→ Trecho selecionado
———

Ao Excelentíssimo Sr. Presidente da República, Jair Messias Bolsonaro;
Ao Excelentíssimo Sr. Ministro da Economia, Paulo Guedes;
A Sra. Presidente do IBGE, Susana Cordeiro Guerra –
É público e notório o quão graves, duradouros e irreversíveis serão os prejuízos a toda sociedade brasileira, caso sejam levadas adiante as mudanças metodológicas e os cortes no orçamento previstos para a realização do Censo 2020, no formato intervencionista e imediatista como vem sendo feito.
O Instituto Brasileiro de Geografia e Estatística (IBGE) é uma fundação pública, com 83 anos de reconhecimento e confiança institucional, referência com inegável legado na prestação de serviços de interesses nacionais estratégicos. E o Censo é um investimento estratégico para o desenvolvimento nacional, cuja importância ultrapassa a coleta e o armazenamento de dados sobre a população.

———

→ Instrução dada A
Liste todas as pessoas a quem a carta sobre o Censo 2020 é dirigida, com o cargo que o texto atribui a cada uma.
→ Instrução dada B
Transcreva da carta sobre o Censo 2020 o trecho que começa nas palavras "Ao Excelentíssimo Sr. Presidente" e termina após as palavras "vem sendo feito.", sem mudar nada.

———

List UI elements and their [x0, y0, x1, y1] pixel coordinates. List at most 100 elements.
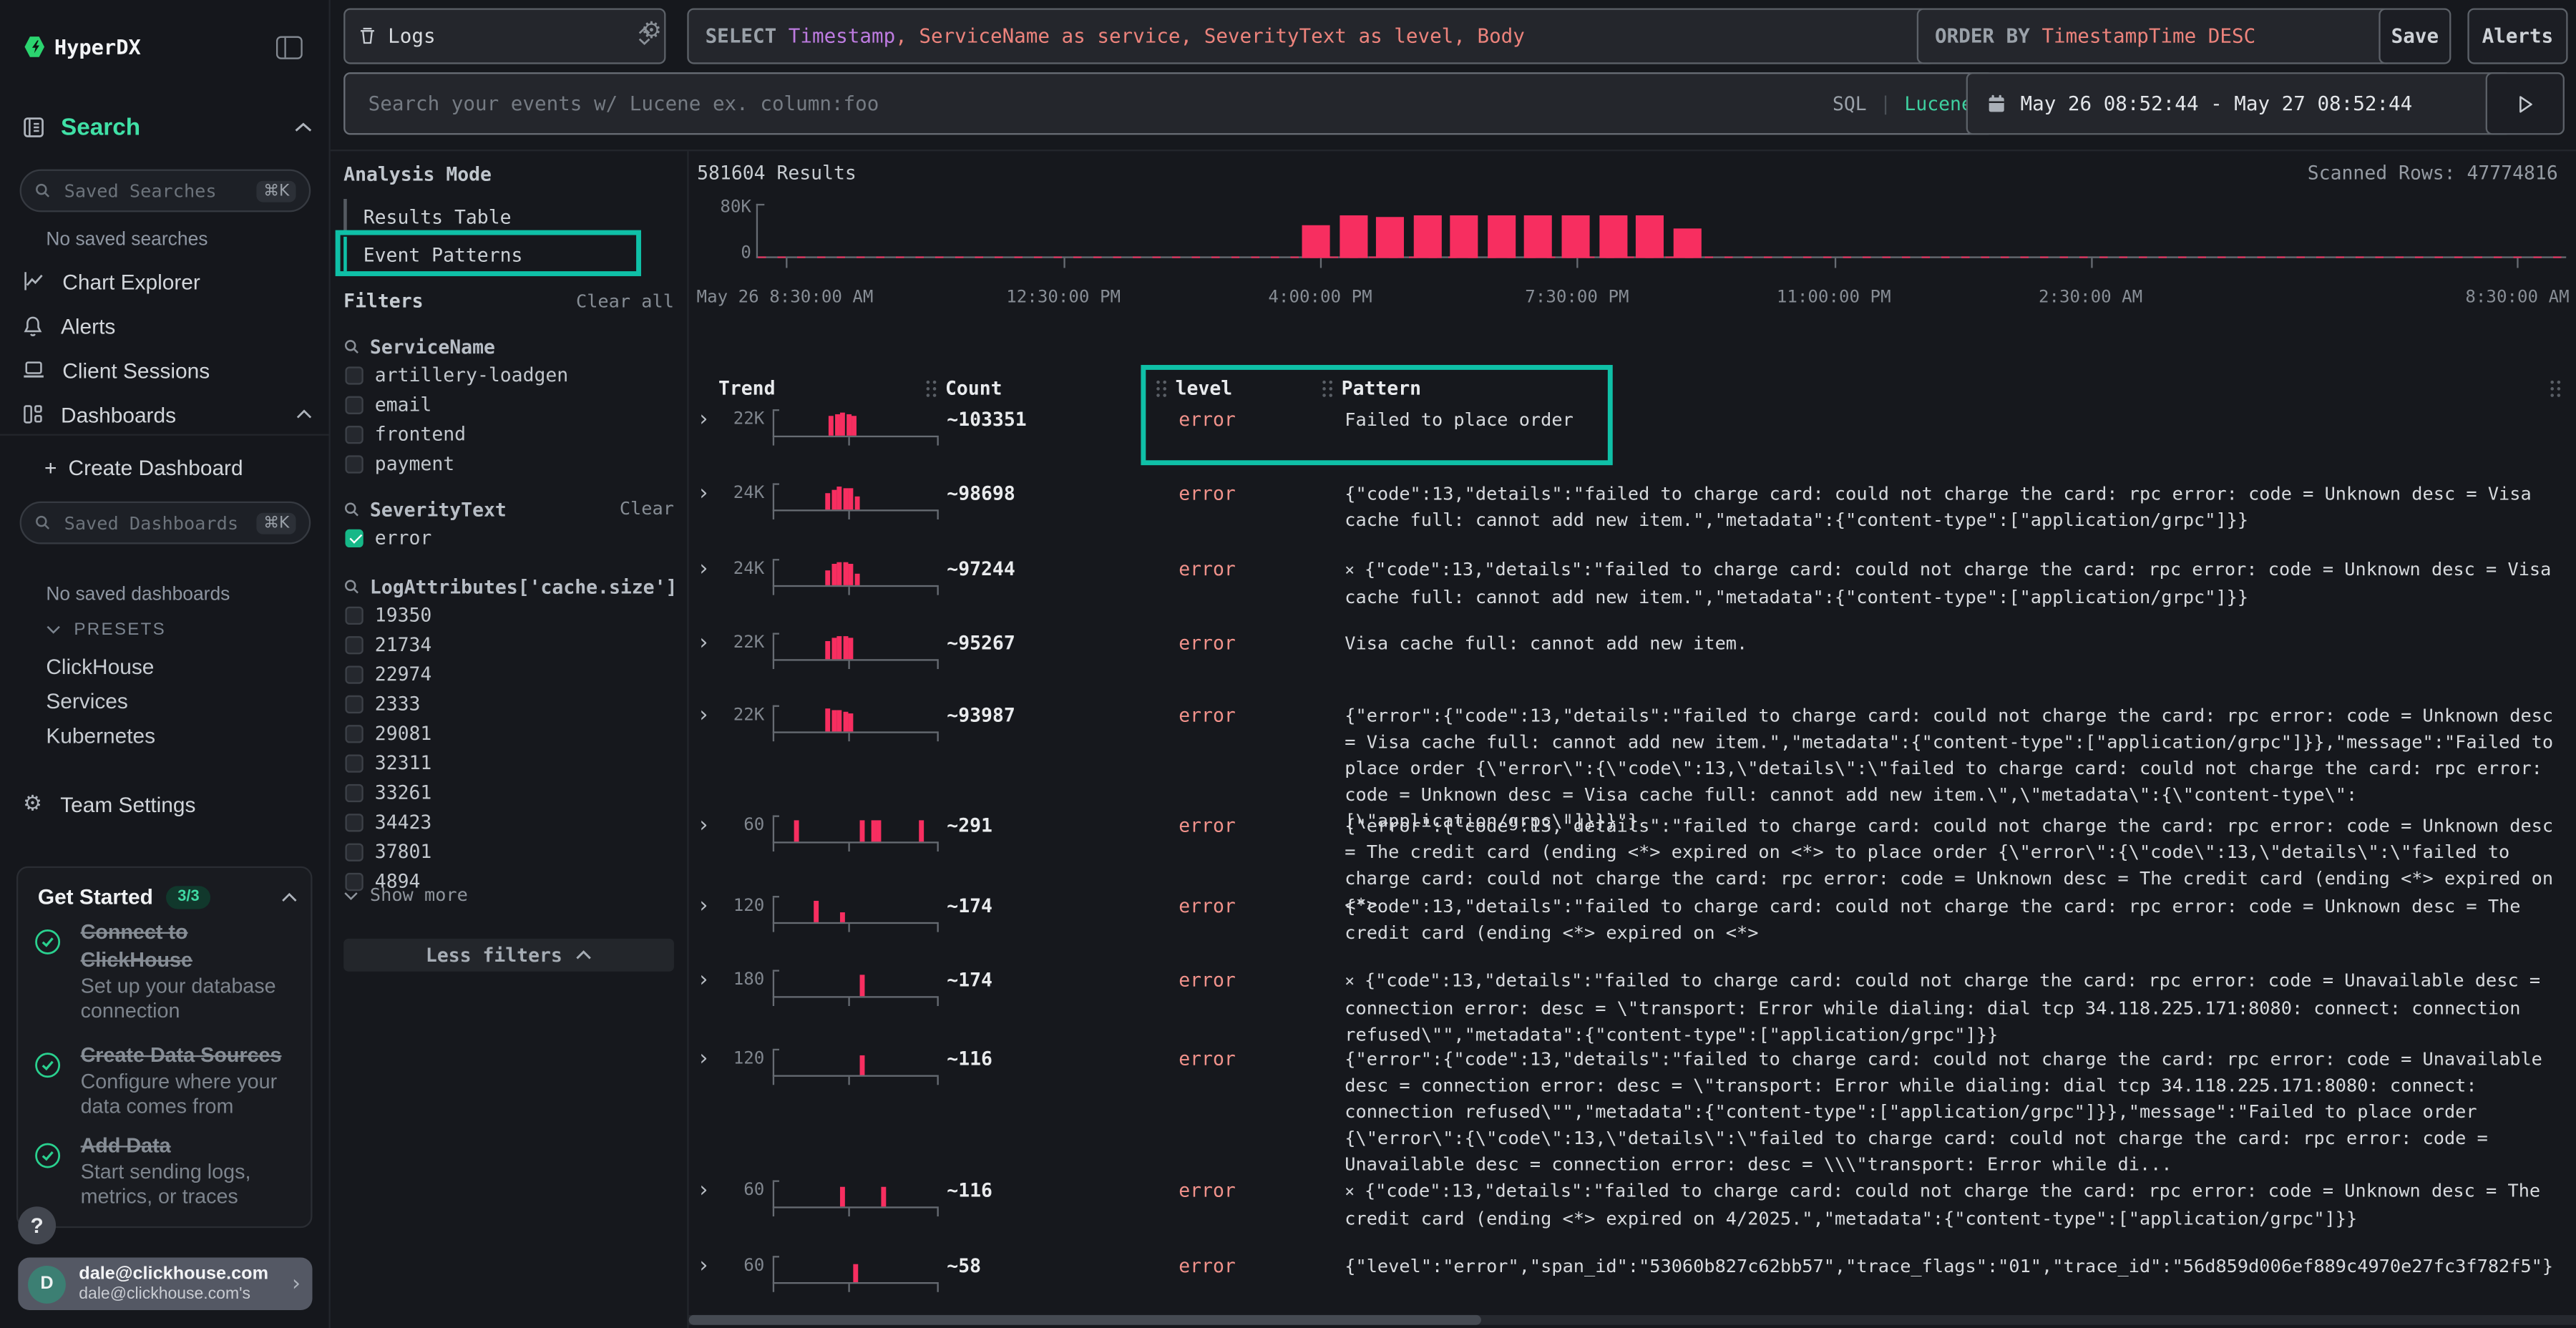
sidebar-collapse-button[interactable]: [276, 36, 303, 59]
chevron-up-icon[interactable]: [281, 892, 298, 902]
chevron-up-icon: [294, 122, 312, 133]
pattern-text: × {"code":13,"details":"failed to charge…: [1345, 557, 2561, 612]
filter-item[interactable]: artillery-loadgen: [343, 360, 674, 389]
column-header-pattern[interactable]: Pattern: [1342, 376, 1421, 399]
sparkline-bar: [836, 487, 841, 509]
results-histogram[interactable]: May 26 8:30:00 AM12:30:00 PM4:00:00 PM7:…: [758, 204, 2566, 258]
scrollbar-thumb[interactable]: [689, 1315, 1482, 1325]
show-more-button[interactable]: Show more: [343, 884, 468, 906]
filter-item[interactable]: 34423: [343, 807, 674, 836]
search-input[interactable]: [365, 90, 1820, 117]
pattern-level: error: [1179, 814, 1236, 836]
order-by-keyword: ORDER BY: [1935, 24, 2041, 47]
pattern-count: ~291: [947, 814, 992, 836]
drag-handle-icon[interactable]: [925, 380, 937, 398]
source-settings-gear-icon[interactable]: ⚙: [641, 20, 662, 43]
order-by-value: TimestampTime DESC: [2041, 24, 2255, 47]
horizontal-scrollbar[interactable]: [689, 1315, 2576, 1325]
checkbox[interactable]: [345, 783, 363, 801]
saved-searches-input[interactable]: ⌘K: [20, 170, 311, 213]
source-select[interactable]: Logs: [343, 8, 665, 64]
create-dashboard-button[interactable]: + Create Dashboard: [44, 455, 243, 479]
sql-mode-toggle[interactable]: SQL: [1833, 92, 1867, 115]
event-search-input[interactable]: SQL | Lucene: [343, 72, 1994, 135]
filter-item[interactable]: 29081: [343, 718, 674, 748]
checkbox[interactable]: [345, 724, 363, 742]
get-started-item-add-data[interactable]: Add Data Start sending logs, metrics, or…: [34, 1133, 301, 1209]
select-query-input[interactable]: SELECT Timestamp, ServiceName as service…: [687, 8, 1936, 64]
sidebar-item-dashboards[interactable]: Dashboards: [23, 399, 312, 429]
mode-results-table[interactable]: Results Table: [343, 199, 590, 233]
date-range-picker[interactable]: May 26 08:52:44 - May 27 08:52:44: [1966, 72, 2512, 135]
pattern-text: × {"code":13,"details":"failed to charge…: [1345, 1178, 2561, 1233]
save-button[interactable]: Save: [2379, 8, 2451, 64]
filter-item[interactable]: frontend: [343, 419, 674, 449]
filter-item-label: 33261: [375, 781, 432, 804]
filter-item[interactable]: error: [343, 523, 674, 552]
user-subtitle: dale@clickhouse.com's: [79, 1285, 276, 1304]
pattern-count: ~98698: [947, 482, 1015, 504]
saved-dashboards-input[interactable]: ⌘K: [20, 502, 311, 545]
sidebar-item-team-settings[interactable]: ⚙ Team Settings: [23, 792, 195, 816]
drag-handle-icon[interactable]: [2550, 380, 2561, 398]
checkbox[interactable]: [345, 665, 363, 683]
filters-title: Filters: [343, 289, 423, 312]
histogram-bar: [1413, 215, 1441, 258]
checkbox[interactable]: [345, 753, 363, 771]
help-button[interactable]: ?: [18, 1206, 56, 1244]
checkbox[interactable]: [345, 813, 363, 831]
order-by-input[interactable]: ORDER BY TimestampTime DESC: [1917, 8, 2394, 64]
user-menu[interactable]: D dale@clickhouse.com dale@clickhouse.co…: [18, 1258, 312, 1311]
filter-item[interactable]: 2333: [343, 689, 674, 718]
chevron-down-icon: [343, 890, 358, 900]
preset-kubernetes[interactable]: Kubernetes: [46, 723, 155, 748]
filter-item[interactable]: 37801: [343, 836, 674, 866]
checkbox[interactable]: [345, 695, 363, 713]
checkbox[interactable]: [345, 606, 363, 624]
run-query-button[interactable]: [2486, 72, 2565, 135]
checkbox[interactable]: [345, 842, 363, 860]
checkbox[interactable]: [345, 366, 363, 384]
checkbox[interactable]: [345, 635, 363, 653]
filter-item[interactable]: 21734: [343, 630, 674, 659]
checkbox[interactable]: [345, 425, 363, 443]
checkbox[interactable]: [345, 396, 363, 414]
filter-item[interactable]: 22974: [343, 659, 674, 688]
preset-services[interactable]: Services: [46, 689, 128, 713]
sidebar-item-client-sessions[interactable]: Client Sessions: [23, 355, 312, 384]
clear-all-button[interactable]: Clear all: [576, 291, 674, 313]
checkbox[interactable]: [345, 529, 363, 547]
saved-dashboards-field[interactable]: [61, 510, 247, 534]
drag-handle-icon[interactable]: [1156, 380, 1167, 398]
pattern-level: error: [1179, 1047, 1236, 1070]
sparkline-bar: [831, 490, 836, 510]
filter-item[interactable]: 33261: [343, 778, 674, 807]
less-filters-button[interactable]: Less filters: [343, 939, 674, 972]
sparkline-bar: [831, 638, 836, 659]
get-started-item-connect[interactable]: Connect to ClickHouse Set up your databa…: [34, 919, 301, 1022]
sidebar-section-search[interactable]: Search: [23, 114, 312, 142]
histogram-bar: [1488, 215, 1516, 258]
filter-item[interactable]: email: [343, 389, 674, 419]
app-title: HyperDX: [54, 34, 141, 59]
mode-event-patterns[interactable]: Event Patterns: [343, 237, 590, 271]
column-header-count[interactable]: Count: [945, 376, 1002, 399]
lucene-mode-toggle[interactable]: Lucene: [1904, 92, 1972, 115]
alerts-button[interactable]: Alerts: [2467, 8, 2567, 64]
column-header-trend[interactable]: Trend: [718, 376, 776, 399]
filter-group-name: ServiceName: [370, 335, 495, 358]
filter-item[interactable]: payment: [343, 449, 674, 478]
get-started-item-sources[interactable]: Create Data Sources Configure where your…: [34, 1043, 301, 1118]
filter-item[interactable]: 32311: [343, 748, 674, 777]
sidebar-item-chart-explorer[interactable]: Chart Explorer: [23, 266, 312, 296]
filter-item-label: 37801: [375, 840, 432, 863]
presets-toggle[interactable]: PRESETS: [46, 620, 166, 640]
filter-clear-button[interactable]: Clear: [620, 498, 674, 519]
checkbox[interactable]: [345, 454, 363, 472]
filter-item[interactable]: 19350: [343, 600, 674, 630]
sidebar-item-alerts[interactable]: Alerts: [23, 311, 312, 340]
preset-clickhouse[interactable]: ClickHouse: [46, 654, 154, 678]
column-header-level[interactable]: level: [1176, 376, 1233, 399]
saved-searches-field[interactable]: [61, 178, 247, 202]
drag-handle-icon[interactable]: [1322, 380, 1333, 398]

———

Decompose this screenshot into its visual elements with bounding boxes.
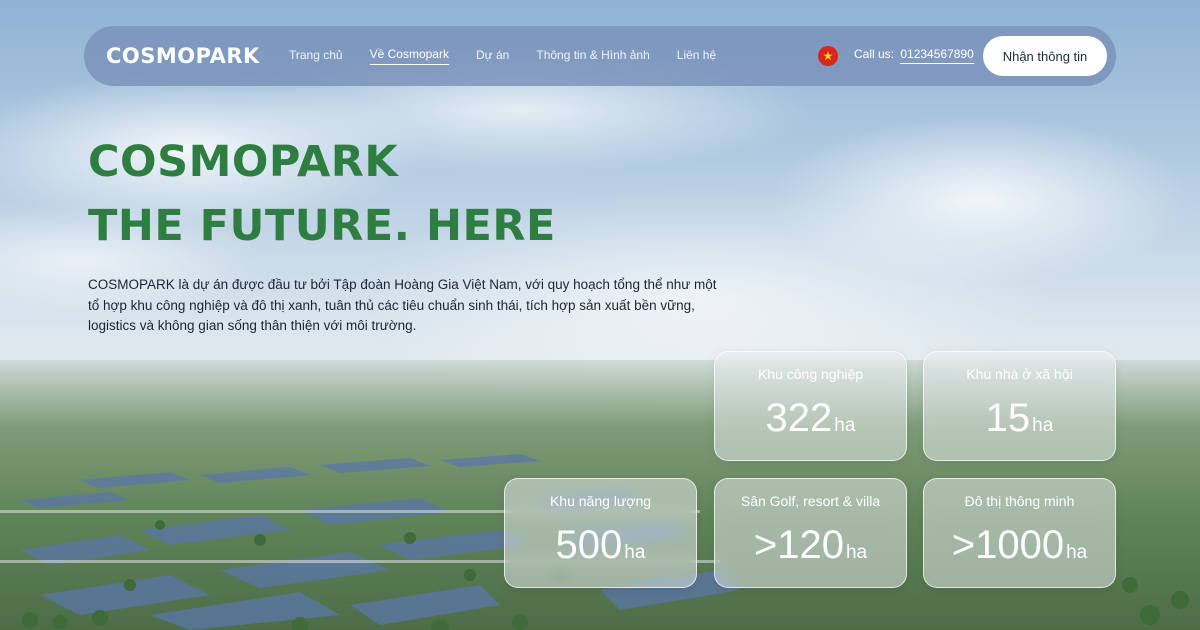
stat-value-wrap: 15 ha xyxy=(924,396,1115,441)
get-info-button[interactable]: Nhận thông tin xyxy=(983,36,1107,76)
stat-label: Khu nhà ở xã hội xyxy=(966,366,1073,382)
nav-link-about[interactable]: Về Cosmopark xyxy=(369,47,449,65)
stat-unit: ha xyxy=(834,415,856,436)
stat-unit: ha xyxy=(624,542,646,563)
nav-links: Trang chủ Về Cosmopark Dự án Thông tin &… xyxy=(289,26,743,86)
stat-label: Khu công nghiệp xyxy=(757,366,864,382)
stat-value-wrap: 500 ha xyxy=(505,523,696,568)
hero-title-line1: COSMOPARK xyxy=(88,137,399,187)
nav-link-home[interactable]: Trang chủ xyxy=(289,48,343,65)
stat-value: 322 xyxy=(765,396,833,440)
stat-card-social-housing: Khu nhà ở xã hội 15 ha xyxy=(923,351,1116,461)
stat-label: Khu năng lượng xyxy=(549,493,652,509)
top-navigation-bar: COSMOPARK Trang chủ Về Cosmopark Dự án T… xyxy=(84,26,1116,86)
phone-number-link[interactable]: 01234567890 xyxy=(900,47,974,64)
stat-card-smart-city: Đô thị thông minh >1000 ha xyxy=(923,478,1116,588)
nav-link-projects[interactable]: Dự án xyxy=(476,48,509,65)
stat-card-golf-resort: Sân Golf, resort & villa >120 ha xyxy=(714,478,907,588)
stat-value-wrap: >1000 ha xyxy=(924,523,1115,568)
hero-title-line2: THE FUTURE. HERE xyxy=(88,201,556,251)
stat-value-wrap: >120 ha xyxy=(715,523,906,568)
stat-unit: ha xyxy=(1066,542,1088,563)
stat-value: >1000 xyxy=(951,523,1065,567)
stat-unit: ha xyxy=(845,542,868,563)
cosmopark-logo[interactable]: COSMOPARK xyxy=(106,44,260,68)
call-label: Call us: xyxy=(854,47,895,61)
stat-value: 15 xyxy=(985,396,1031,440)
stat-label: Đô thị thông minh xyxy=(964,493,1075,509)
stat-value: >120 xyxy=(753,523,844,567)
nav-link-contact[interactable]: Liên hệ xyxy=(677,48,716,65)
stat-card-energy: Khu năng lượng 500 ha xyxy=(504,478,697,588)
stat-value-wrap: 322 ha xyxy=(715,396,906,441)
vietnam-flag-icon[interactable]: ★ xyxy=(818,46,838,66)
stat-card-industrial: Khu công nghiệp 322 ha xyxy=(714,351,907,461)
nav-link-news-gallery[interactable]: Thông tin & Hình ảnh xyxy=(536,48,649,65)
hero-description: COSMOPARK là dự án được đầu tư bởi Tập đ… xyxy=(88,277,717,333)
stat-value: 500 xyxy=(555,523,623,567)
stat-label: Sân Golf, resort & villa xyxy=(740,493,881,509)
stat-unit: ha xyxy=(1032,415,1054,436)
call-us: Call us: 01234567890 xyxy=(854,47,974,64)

———

→ Resposta da tarefa A
- Jair Messias Bolsonaro, Presidente da República
- Paulo Guedes, Ministro da Economia
- Susana Cordeiro Guerra, Presidente do IBGE

→ Resposta da tarefa B
Ao Excelentíssimo Sr. Presidente da República, Jair Messias Bolsonaro;
Ao Excelentíssimo Sr. Ministro da Economia, Paulo Guedes;
A Sra. Presidente do IBGE, Susana Cordeiro Guerra –
É público e notório o quão graves, duradouros e irreversíveis serão os prejuízos a toda sociedade brasileira, caso sejam levadas adiante as mudanças metodológicas e os cortes no orçamento previstos para a realização do Censo 2020, no formato intervencionista e imediatista como vem sendo feito.